WHAT YOU ARE ASKED TO DO =
Return every line below that contains the string "threaded", matching case exactly.

[Data entries]
_ _ _ _

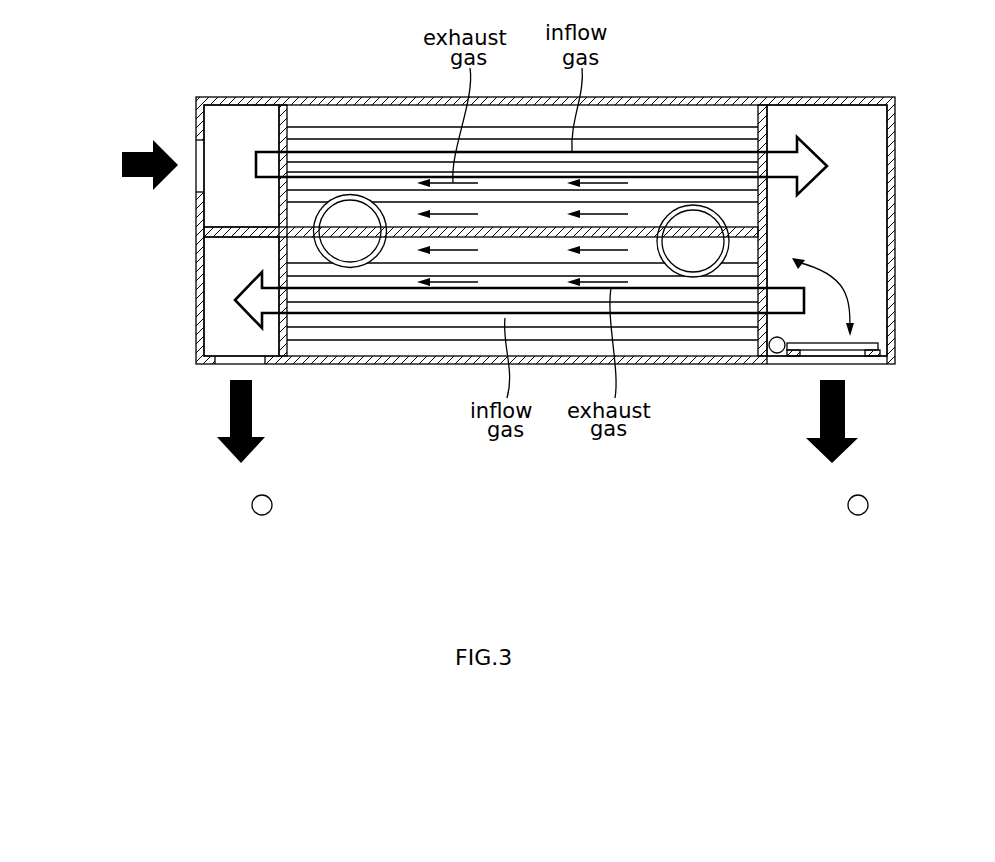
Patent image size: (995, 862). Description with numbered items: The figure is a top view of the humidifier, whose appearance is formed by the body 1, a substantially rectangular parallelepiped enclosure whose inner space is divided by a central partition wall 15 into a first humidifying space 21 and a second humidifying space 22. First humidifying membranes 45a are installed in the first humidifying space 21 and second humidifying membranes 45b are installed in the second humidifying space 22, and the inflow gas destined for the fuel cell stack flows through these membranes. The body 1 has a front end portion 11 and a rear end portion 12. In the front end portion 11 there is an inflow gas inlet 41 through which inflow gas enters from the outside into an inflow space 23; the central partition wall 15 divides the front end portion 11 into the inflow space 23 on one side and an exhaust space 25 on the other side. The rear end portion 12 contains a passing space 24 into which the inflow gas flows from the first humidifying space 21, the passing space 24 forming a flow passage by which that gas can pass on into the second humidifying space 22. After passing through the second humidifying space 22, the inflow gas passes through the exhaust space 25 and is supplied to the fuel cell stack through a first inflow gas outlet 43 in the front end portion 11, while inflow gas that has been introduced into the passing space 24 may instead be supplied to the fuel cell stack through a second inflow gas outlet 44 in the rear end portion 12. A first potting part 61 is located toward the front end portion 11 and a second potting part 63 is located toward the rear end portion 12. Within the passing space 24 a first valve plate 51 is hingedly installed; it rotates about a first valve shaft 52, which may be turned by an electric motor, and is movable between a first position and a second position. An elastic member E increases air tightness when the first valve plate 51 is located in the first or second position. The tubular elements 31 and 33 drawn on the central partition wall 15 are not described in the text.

The body 1 is at (822, 78).
The front end portion 11 is at (197, 285).
The rear end portion 12 is at (895, 272).
The central partition wall 15 is at (197, 228).
The first humidifying space 21 is at (670, 108).
The second humidifying space 22 is at (428, 355).
The inflow space 23 is at (228, 108).
The passing space 24 is at (877, 217).
The exhaust space 25 is at (212, 329).
The first tube 31 is at (693, 277).
The second tube 33 is at (347, 266).
The inflow gas inlet 41 is at (197, 148).
The first inflow gas outlet 43 is at (225, 360).
The second inflow gas outlet 44 is at (795, 358).
The first humidifying membranes 45a is at (367, 175).
The second humidifying membranes 45b is at (387, 330).
The first valve plate 51 is at (867, 340).
The first valve shaft 52 is at (773, 352).
The first potting part 61 is at (280, 132).
The second potting part 63 is at (765, 208).
The elastic member E is at (802, 353).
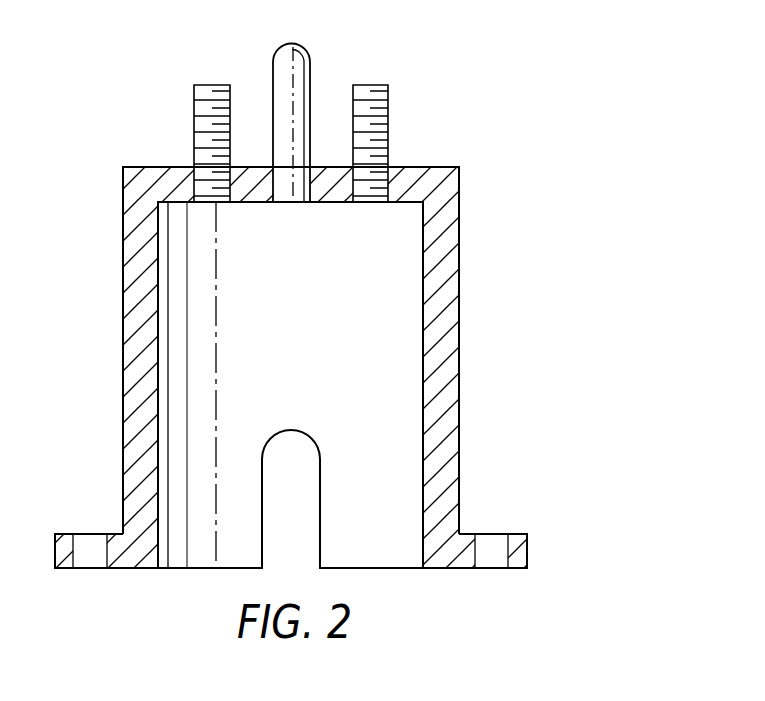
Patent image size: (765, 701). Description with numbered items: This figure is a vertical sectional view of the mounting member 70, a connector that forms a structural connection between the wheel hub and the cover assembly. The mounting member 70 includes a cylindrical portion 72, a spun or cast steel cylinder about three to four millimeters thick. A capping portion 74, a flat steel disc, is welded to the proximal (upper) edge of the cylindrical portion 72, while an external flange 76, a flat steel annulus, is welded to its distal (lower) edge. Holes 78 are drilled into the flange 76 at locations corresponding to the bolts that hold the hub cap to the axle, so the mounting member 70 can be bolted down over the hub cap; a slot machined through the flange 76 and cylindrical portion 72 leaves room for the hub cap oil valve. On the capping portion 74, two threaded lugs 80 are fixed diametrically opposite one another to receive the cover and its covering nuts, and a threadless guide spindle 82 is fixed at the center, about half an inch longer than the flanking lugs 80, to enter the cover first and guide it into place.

The mounting member 70 is at (572, 87).
The cylindrical portion 72 is at (458, 352).
The capping portion 74 is at (254, 165).
The external flange 76 is at (513, 534).
The holes 78 is at (90, 534).
The threaded lugs 80 is at (212, 85).
The guide spindle 82 is at (302, 47).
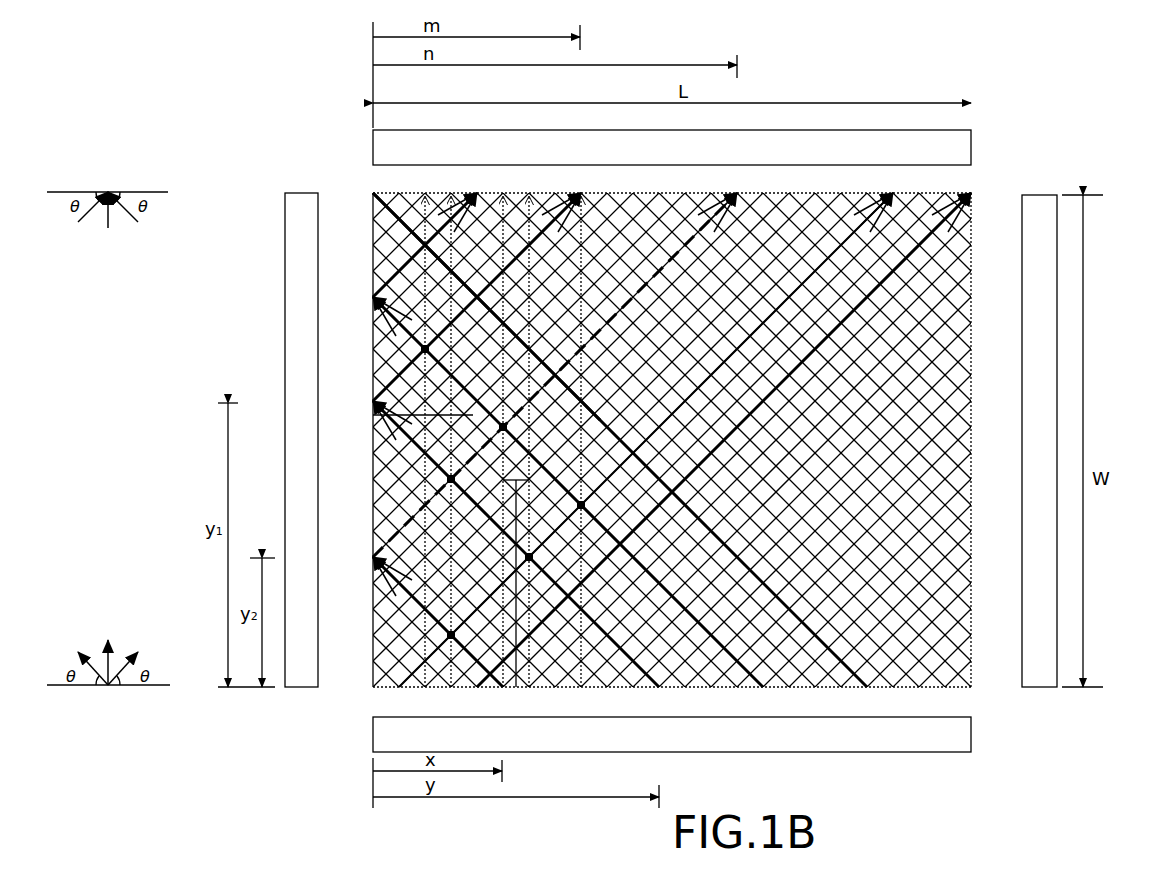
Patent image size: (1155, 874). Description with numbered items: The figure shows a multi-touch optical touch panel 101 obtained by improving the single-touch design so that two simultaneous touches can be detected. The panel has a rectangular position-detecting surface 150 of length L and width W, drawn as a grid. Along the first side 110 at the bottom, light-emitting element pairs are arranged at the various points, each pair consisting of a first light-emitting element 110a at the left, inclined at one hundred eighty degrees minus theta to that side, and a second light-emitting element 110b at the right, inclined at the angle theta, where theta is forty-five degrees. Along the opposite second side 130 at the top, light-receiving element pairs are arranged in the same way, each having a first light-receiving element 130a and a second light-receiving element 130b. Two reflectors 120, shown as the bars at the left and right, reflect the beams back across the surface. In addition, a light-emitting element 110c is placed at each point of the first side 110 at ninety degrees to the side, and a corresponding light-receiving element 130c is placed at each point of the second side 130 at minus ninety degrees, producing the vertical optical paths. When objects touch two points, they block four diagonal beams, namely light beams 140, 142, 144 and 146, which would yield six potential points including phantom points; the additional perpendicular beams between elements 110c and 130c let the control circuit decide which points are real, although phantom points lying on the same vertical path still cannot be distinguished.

The optical touch panel 101 is at (130, 84).
The first side 110 is at (972, 742).
The first light-emitting element 110a is at (78, 652).
The second light-emitting element 110b is at (146, 645).
The light-emitting element 110c is at (108, 640).
The reflector 120 is at (284, 300).
The second side 130 is at (972, 148).
The first light-receiving element 130a is at (82, 216).
The second light-receiving element 130b is at (136, 216).
The light-receiving element 130c is at (108, 228).
The light beam 140 is at (395, 420).
The light beam 142 is at (393, 378).
The light beam 144 is at (853, 233).
The light beam 146 is at (402, 247).
The position-detecting surface 150 is at (972, 397).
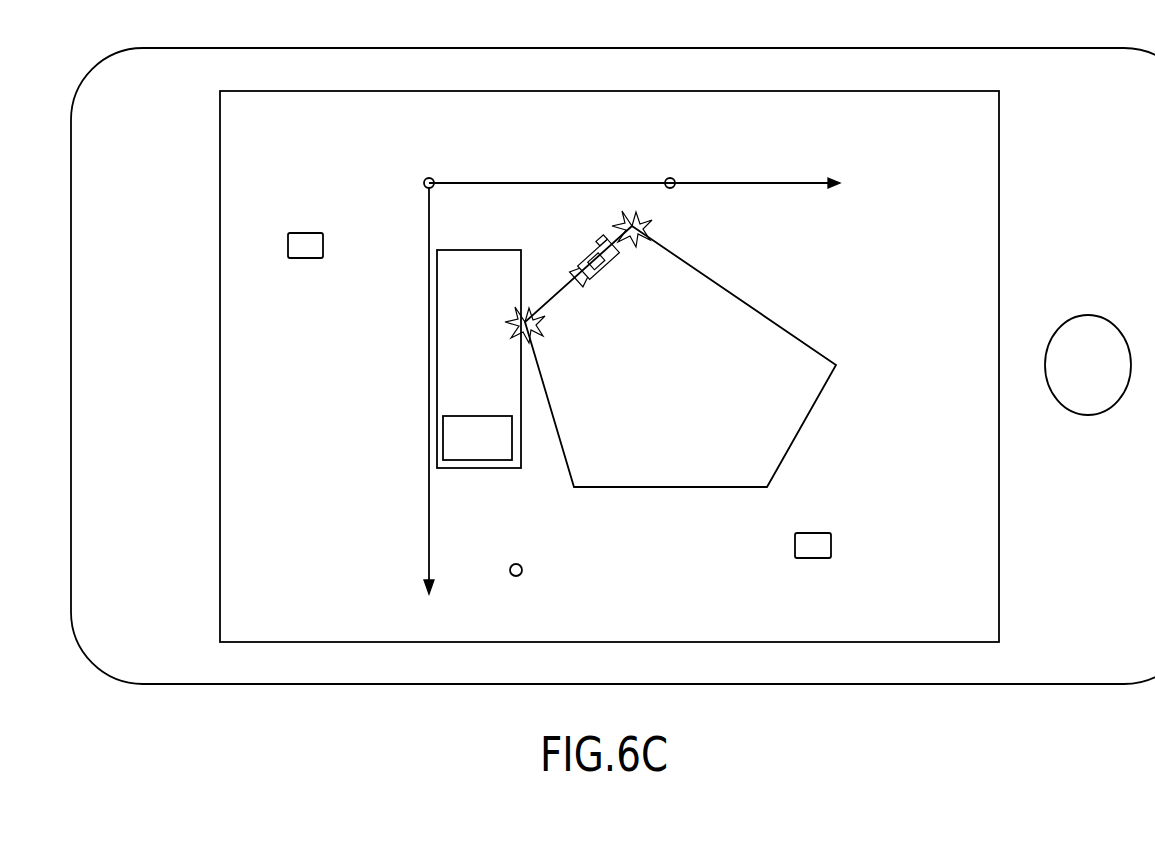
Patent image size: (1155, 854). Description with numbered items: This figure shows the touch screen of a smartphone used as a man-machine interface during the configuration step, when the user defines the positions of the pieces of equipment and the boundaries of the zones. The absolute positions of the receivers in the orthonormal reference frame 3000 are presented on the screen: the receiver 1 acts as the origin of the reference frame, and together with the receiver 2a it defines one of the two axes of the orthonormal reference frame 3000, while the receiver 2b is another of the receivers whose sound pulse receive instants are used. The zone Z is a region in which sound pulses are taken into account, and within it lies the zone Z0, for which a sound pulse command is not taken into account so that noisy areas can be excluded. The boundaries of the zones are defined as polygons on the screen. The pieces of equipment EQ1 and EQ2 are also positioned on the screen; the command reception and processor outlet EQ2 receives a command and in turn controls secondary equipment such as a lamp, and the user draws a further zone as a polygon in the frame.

_ _ _ _

FINAL ANSWER =
Patent image size: (765, 701). Description with numbered items: This figure is a vertical sectional view of the mounting member 70, a connector that forms a structural connection between the wheel hub and the cover assembly. The mounting member 70 includes a cylindrical portion 72, a spun or cast steel cylinder about three to four millimeters thick. A capping portion 74, a flat steel disc, is welded to the proximal (upper) edge of the cylindrical portion 72, while an external flange 76, a flat steel annulus, is welded to its distal (lower) edge. Holes 78 are drilled into the flange 76 at locations corresponding to the bolts that hold the hub cap to the axle, so the mounting member 70 can be bolted down over the hub cap; a slot machined through the flange 76 and cylindrical portion 72 leaves room for the hub cap oil valve. On the capping portion 74, two threaded lugs 80 are fixed diametrically opposite one another to receive the cover and its covering nuts, and a threadless guide spindle 82 is fixed at the center, about half an inch longer than the flanking lugs 80, to enter the cover first and guide it into place.
The threaded lugs 80 is at (212, 85).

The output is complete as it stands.